Begin Excerpted passage
Chris,

1) well, reassuring to learn that I've found an actual bug; and pleasing to
know that I constructed an effective and illuminating test.  hurrah.

2) So, I can certainly use the ReplaceText (is there a better choice?)
processor to ditch any field that looks like "whatever": "", (and I
successfully implemented it), but unfortunately when I pass the resulting
json onto another processor (e.g. a ConvertRecord, so I can spit out AVRO),
the fact that the data now has different schemas causes an error.  Is this
just kicking the can down the road?

thx,

mew


On Wed, Oct 11, 2023 at 6:00 AM Chris Sampson
<chris.samp...@naimuri.com.invalid> wrote:

> FYI - original thread in the archives for reference [1].
>
> Thanks for your more complete example, this does indeed fail with the
> error you indicate. I think it’s related to NIFI-8135 [2], which identified
> a deficiency in the way Records are converted to Java Maps, particularly
> where CHOICE types are involved.
>
> The example data you’ve provided does indeed have a mix of String and
> Record (JSON Object) values for the affected fields - this is a little
> unusual, but certainly nothing that’s banned in the world of JSON, so
> should probably be handled better by NiFi.
>
> I’ve had a go at providing a PR for NIFI-8135 (as yet unreviewed) [3]. I’d
> been struggling to re-create the error for the ticket, but I think your
> example does it nicely, so provides a good test for whether the problem is
> fixed - unfortunately, when I run this example data against my branch, it
> still fails albeit with a different error:
>
> java.lang.ClassCastException: class java.lang.String cannot be cast to
> class org.apache.nifi.serialization.record.Record (java.lang.String is in
> module java.base of loader 'bootstrap';
> org.apache.nifi.serialization.record.Record is in unnamed module of loader
> org.apache.nifi.nar.NarClassLoader @4b3ad7ca)
>         at
> org.apache.nifi.serialization.record.util.DataTypeUtils.convertRecordFieldtoObject(DataTypeUtils.java:893)
>         at
> org.apache.nifi.processors.jolt.record.JoltTransformRecord.transform(JoltTransformRecord.java:425)
>         ...
End Excerpted passage
Begin Input
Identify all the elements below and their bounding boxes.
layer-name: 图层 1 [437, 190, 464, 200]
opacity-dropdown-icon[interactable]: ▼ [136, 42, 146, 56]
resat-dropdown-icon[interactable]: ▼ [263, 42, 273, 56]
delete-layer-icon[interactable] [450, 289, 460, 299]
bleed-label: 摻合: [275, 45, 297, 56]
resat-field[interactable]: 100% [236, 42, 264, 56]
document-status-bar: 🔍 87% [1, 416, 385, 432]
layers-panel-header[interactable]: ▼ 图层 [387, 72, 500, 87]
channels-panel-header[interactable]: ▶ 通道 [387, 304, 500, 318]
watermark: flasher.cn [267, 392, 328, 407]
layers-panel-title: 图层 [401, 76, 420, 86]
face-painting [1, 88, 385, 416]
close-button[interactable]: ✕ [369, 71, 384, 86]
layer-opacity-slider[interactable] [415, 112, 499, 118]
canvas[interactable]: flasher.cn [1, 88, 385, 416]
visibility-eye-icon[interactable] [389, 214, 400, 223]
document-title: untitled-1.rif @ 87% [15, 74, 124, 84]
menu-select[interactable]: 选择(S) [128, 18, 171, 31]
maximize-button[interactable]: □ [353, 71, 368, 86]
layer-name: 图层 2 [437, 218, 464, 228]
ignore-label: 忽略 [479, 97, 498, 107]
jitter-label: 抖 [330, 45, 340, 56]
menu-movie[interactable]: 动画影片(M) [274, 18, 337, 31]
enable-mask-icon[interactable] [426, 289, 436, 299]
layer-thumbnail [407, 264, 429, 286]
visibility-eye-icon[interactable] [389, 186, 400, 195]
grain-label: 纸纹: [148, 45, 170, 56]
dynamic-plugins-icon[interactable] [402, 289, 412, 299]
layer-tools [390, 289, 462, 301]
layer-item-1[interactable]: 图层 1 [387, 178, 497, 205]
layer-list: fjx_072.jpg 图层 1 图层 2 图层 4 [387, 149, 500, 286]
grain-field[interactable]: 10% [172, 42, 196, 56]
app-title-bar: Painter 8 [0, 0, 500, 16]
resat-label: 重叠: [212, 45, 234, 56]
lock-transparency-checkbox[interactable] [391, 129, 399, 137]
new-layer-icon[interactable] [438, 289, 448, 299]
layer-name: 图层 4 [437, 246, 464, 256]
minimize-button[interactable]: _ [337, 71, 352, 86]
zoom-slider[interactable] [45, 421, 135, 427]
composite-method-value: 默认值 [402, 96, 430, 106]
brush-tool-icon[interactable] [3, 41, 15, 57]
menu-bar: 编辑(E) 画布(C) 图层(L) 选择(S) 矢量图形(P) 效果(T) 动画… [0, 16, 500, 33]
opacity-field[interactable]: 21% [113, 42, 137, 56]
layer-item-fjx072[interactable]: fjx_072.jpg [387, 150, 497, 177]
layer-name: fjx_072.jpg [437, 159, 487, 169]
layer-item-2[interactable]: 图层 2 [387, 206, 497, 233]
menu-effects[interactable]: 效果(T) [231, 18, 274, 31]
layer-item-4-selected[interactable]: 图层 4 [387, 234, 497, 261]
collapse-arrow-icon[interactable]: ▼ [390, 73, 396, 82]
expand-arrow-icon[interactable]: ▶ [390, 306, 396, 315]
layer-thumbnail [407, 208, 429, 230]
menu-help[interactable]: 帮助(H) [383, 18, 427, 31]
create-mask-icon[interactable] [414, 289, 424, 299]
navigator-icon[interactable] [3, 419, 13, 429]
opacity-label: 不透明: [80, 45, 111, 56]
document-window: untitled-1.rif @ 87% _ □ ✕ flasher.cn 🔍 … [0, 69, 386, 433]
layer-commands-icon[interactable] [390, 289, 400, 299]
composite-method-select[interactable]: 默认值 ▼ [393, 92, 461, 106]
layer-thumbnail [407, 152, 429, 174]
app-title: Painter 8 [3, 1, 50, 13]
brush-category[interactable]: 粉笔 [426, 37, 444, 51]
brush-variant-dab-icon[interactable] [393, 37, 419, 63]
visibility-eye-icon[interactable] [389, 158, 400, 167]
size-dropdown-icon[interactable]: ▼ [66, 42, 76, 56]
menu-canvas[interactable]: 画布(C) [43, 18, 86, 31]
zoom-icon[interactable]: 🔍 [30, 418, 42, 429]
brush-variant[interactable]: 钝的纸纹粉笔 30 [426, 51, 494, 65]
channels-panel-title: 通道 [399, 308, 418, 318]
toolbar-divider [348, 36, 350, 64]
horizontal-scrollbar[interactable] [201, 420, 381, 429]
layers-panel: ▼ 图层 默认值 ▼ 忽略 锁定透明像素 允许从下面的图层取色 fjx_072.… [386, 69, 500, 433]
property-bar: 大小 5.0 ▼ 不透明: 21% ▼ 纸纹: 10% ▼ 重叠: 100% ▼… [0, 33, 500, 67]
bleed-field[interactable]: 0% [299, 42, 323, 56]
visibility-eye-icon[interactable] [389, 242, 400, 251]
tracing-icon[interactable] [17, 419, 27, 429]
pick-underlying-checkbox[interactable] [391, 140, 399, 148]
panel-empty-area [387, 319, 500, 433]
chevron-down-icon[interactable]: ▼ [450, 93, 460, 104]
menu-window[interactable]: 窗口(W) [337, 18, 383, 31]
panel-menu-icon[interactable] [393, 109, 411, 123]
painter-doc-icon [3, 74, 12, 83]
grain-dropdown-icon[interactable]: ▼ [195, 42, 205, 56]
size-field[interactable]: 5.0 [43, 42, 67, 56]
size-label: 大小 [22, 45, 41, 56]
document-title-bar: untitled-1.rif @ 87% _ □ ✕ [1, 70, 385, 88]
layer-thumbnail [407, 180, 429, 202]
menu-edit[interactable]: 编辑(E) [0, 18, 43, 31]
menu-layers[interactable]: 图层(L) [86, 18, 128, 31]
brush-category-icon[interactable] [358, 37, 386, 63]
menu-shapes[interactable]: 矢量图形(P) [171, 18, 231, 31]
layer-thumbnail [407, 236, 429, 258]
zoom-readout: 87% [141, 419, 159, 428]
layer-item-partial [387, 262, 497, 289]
End Input
**To-do list:**
**1.** Print the part of the NiFi mailing-list message starting at "On Wed, Oct" and ending at "types are involved.".
**2.** Rewrite the entries, starting at the first one and ending at the line containing "layer-list: fjx_072.jpg 图层", with "visibility-eye-icon" replaced by "layer-visibility-toggle" and everything else unchanged. Give only those lines.

**Complete answers:**
**1.**
On Wed, Oct 11, 2023 at 6:00 AM Chris Sampson
<chris.samp...@naimuri.com.invalid> wrote:

> FYI - original thread in the archives for reference [1].
>
> Thanks for your more complete example, this does indeed fail with the
> error you indicate. I think it’s related to NIFI-8135 [2], which identified
> a deficiency in the way Records are converted to Java Maps, particularly
> where CHOICE types are involved.

**2.**
Identify all the elements below and their bounding boxes.
layer-name: 图层 1 [437, 190, 464, 200]
opacity-dropdown-icon[interactable]: ▼ [136, 42, 146, 56]
resat-dropdown-icon[interactable]: ▼ [263, 42, 273, 56]
delete-layer-icon[interactable] [450, 289, 460, 299]
bleed-label: 摻合: [275, 45, 297, 56]
resat-field[interactable]: 100% [236, 42, 264, 56]
document-status-bar: 🔍 87% [1, 416, 385, 432]
layers-panel-header[interactable]: ▼ 图层 [387, 72, 500, 87]
channels-panel-header[interactable]: ▶ 通道 [387, 304, 500, 318]
watermark: flasher.cn [267, 392, 328, 407]
layers-panel-title: 图层 [401, 76, 420, 86]
face-painting [1, 88, 385, 416]
close-button[interactable]: ✕ [369, 71, 384, 86]
layer-opacity-slider[interactable] [415, 112, 499, 118]
canvas[interactable]: flasher.cn [1, 88, 385, 416]
layer-visibility-toggle[interactable] [389, 214, 400, 223]
document-title: untitled-1.rif @ 87% [15, 74, 124, 84]
menu-select[interactable]: 选择(S) [128, 18, 171, 31]
maximize-button[interactable]: □ [353, 71, 368, 86]
layer-name: 图层 2 [437, 218, 464, 228]
ignore-label: 忽略 [479, 97, 498, 107]
jitter-label: 抖 [330, 45, 340, 56]
menu-movie[interactable]: 动画影片(M) [274, 18, 337, 31]
enable-mask-icon[interactable] [426, 289, 436, 299]
layer-thumbnail [407, 264, 429, 286]
layer-visibility-toggle[interactable] [389, 186, 400, 195]
grain-label: 纸纹: [148, 45, 170, 56]
dynamic-plugins-icon[interactable] [402, 289, 412, 299]
layer-tools [390, 289, 462, 301]
layer-item-1[interactable]: 图层 1 [387, 178, 497, 205]
layer-list: fjx_072.jpg 图层 1 图层 2 图层 4 [387, 149, 500, 286]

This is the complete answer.